» WHAT IS EXPECTED:
Read the data and repeat it in full, exactly.

# # # # # # #

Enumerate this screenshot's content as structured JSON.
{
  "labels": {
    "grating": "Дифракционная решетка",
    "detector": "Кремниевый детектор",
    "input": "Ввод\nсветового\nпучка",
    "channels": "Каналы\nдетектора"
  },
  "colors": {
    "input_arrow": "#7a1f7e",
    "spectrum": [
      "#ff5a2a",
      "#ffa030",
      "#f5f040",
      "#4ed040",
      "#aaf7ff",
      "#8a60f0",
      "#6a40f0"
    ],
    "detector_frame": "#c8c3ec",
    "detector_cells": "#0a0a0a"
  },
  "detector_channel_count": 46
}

# # # # # # #

» EXERCISE RESULT:
Enumerate this screenshot's content as structured JSON.
{
  "labels": {
    "grating": "Дифракционная решетка",
    "detector": "Кремниевый детектор",
    "input": "Ввод\nсветового\nпучка",
    "channels": "Каналы\nдетектора"
  },
  "colors": {
    "input_arrow": "#7a1f7e",
    "spectrum": [
      "#ff5a2a",
      "#ffa030",
      "#f5f040",
      "#4ed040",
      "#aaf7ff",
      "#8a60f0",
      "#6a40f0"
    ],
    "detector_frame": "#c8c3ec",
    "detector_cells": "#0a0a0a"
  },
  "detector_channel_count": 46
}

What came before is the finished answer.